[Collection entries]

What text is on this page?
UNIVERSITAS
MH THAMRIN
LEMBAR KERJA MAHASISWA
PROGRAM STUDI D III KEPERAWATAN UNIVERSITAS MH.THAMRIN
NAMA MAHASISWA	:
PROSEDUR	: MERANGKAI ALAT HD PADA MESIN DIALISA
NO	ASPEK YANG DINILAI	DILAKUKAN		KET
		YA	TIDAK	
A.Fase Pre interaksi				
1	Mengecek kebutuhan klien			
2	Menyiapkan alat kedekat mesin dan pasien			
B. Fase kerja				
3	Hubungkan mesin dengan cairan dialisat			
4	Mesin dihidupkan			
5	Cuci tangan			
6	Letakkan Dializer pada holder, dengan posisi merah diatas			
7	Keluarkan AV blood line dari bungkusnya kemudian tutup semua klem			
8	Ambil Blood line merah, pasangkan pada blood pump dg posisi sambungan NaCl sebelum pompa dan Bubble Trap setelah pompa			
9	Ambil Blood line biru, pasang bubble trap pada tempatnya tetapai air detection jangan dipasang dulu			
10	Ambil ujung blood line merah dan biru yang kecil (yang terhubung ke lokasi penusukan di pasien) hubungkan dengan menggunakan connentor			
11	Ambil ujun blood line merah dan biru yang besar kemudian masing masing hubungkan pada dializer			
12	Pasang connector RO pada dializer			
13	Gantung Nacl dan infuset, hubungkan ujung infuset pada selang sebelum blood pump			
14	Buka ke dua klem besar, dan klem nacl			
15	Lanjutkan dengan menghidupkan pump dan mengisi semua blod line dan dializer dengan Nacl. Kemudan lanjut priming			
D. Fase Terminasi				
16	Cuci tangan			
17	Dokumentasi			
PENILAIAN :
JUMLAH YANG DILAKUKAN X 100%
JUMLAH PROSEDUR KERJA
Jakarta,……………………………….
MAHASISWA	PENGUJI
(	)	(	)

WORK INSTRUCTIONS:
Extract the listing in its entirety and repeat it exactly.

SOLUTION:
What text is on this page?
UNIVERSITAS
MH THAMRIN
LEMBAR KERJA MAHASISWA
PROGRAM STUDI D III KEPERAWATAN UNIVERSITAS MH.THAMRIN
NAMA MAHASISWA	:
PROSEDUR	: MERANGKAI ALAT HD PADA MESIN DIALISA
NO	ASPEK YANG DINILAI	DILAKUKAN		KET
		YA	TIDAK	
A.Fase Pre interaksi				
1	Mengecek kebutuhan klien			
2	Menyiapkan alat kedekat mesin dan pasien			
B. Fase kerja				
3	Hubungkan mesin dengan cairan dialisat			
4	Mesin dihidupkan			
5	Cuci tangan			
6	Letakkan Dializer pada holder, dengan posisi merah diatas			
7	Keluarkan AV blood line dari bungkusnya kemudian tutup semua klem			
8	Ambil Blood line merah, pasangkan pada blood pump dg posisi sambungan NaCl sebelum pompa dan Bubble Trap setelah pompa			
9	Ambil Blood line biru, pasang bubble trap pada tempatnya tetapai air detection jangan dipasang dulu			
10	Ambil ujung blood line merah dan biru yang kecil (yang terhubung ke lokasi penusukan di pasien) hubungkan dengan menggunakan connentor			
11	Ambil ujun blood line merah dan biru yang besar kemudian masing masing hubungkan pada dializer			
12	Pasang connector RO pada dializer			
13	Gantung Nacl dan infuset, hubungkan ujung infuset pada selang sebelum blood pump			
14	Buka ke dua klem besar, dan klem nacl			
15	Lanjutkan dengan menghidupkan pump dan mengisi semua blod line dan dializer dengan Nacl. Kemudan lanjut priming			
D. Fase Terminasi				
16	Cuci tangan			
17	Dokumentasi			
PENILAIAN :
JUMLAH YANG DILAKUKAN X 100%
JUMLAH PROSEDUR KERJA
Jakarta,……………………………….
MAHASISWA	PENGUJI
(	)	(	)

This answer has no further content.